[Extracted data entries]
══════

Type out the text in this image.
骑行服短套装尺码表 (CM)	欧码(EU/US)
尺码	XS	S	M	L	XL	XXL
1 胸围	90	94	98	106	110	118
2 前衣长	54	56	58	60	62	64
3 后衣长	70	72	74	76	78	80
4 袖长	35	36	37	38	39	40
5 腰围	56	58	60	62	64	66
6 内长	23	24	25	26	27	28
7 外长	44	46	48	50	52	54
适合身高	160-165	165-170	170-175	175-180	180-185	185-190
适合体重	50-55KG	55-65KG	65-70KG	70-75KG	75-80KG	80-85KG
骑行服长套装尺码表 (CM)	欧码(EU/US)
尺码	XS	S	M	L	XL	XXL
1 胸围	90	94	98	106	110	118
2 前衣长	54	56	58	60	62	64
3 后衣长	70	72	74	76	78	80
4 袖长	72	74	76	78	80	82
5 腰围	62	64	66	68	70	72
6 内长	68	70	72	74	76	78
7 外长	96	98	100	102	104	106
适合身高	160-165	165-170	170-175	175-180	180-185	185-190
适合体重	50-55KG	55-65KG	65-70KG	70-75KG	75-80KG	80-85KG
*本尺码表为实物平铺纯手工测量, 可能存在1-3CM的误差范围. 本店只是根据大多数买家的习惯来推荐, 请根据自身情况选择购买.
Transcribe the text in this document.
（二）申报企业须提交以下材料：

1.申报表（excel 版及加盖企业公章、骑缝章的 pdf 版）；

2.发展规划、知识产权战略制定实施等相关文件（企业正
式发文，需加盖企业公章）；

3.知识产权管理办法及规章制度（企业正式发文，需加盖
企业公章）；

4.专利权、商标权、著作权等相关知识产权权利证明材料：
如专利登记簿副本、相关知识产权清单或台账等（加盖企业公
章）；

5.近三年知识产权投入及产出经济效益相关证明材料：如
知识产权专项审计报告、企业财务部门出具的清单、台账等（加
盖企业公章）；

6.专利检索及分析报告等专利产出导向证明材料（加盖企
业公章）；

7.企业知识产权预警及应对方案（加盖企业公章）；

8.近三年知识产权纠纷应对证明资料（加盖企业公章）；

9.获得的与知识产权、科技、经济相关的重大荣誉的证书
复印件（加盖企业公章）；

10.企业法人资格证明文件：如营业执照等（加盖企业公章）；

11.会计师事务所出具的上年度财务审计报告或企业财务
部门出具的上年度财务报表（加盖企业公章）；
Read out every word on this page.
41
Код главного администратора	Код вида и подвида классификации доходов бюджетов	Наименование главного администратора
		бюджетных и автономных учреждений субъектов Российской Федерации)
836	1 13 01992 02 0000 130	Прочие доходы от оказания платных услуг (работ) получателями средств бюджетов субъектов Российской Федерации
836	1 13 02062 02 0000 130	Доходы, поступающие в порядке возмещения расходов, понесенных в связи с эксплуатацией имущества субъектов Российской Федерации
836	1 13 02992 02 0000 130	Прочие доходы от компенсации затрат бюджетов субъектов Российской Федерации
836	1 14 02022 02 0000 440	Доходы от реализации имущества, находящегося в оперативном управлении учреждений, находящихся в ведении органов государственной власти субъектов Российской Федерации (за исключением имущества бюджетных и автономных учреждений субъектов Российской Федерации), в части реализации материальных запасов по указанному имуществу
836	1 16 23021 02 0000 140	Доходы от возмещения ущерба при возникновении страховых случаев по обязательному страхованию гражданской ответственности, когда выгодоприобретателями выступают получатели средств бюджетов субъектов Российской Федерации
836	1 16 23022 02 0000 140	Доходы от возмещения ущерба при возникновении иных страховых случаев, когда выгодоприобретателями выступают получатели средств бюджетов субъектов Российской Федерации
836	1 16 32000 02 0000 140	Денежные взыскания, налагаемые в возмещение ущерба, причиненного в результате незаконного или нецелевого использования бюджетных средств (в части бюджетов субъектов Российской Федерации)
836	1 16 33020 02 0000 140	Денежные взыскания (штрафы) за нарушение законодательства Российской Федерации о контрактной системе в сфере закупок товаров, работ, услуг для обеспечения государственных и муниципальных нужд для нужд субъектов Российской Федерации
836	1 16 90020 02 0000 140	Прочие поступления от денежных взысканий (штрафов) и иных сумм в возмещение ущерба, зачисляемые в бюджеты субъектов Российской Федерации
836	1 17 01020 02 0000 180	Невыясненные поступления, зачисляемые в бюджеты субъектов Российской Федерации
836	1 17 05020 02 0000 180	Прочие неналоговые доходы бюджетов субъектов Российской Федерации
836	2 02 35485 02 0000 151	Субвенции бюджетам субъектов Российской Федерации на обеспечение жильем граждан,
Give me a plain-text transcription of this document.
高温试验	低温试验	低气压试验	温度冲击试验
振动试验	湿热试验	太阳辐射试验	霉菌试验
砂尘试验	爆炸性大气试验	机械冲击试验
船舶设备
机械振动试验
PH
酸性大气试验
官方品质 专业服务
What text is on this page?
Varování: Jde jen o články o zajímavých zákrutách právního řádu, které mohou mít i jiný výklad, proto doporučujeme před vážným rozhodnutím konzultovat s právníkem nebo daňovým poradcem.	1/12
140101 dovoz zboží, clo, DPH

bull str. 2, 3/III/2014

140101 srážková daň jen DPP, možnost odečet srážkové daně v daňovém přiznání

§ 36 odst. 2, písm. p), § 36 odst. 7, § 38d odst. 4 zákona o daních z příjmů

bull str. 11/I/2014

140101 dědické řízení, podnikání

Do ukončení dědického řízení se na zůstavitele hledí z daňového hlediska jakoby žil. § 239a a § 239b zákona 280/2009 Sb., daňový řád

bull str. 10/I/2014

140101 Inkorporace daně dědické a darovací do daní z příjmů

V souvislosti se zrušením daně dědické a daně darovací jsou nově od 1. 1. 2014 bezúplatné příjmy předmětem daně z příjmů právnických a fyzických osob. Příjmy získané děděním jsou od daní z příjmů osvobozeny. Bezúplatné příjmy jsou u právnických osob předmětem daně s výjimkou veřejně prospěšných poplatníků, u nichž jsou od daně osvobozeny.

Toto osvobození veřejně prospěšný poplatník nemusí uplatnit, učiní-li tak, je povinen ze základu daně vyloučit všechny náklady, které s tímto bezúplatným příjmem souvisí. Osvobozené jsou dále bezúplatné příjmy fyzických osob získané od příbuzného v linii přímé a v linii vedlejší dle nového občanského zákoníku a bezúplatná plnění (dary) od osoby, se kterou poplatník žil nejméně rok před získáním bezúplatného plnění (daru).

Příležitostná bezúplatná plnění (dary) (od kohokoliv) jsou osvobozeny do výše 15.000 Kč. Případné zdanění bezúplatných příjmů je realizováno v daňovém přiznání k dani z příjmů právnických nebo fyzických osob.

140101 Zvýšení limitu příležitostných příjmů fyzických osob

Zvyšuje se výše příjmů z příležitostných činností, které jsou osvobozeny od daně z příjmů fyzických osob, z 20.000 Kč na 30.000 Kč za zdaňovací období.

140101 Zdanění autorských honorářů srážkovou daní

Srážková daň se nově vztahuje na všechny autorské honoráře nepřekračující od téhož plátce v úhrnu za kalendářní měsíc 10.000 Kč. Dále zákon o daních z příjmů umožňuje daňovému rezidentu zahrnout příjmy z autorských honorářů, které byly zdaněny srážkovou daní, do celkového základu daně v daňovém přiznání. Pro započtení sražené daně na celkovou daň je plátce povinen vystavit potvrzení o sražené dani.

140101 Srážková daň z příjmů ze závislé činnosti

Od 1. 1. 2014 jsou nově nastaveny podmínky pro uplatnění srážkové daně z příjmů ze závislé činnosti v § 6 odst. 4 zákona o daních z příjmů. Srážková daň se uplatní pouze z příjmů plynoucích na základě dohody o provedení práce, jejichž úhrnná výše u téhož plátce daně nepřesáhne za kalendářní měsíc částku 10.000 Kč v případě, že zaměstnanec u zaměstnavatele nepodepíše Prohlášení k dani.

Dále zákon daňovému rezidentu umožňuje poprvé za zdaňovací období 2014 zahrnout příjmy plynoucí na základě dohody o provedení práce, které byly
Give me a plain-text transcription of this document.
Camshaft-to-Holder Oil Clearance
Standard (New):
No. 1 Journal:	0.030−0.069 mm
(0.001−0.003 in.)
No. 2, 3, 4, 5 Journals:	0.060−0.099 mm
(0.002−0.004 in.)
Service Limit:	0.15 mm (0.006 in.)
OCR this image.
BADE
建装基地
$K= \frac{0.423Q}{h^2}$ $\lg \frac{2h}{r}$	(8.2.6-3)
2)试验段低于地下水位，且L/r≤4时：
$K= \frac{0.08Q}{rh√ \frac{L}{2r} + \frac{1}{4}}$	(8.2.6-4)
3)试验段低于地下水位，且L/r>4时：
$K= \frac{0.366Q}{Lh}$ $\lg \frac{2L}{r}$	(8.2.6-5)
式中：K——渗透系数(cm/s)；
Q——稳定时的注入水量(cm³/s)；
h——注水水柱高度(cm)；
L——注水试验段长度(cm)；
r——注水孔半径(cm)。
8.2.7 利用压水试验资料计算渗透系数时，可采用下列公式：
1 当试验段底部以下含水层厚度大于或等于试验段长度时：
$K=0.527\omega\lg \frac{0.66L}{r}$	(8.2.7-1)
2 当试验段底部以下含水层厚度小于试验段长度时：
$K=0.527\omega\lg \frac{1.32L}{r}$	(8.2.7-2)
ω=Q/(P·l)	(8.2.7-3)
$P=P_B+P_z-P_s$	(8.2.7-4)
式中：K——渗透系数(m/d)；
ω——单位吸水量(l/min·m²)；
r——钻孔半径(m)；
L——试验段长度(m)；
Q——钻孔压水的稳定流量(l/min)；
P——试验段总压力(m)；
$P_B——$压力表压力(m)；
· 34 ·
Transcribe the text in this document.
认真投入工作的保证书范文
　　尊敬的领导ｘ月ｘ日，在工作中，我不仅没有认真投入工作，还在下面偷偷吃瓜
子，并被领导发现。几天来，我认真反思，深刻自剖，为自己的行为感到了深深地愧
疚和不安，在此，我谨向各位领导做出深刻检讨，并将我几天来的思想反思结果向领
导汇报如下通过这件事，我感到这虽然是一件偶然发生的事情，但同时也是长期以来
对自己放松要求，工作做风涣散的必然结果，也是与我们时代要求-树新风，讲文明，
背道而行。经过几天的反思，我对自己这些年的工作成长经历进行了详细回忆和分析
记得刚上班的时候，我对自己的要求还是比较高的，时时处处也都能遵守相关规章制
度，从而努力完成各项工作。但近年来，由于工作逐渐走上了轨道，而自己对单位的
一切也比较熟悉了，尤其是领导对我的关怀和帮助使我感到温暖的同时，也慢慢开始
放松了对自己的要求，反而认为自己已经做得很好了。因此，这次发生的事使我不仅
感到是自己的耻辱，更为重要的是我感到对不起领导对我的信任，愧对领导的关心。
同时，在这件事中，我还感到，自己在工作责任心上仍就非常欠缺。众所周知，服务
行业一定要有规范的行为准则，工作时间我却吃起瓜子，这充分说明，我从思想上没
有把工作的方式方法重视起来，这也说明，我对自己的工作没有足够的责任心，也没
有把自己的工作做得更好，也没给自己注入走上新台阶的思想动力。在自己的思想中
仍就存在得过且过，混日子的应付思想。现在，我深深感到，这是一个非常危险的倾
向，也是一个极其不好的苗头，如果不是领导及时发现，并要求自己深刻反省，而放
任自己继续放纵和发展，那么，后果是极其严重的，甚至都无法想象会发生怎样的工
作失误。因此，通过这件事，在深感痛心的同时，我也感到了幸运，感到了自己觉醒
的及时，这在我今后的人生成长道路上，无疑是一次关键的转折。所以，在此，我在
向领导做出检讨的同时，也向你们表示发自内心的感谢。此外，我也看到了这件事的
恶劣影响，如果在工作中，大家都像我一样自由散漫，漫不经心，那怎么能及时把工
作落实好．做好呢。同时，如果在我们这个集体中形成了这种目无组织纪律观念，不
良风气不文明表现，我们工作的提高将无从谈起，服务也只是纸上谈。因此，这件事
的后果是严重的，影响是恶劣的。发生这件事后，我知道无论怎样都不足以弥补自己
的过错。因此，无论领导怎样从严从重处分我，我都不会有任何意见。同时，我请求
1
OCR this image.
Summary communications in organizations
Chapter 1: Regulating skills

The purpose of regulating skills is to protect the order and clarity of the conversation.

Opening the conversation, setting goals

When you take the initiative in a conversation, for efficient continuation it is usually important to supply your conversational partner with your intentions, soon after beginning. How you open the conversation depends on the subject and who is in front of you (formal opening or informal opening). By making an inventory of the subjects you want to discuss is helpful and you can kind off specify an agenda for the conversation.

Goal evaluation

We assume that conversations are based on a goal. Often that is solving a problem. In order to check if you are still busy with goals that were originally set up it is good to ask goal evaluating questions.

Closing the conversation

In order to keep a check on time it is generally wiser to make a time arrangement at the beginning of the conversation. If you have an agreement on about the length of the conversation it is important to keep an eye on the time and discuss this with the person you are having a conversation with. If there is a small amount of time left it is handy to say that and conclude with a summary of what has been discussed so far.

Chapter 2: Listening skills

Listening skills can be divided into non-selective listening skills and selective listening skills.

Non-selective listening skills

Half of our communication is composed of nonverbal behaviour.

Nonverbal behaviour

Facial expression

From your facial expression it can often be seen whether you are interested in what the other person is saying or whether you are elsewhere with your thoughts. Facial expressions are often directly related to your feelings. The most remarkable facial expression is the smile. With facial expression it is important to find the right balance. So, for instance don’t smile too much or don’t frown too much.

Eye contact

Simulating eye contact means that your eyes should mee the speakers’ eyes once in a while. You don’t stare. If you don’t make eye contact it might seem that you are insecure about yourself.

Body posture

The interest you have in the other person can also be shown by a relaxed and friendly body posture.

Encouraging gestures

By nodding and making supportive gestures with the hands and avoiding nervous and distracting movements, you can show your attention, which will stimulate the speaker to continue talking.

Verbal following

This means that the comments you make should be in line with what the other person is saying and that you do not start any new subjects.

══════

Exercise goal> Give the count of lines holding the word "provedení" and nothing more.

Solution> 2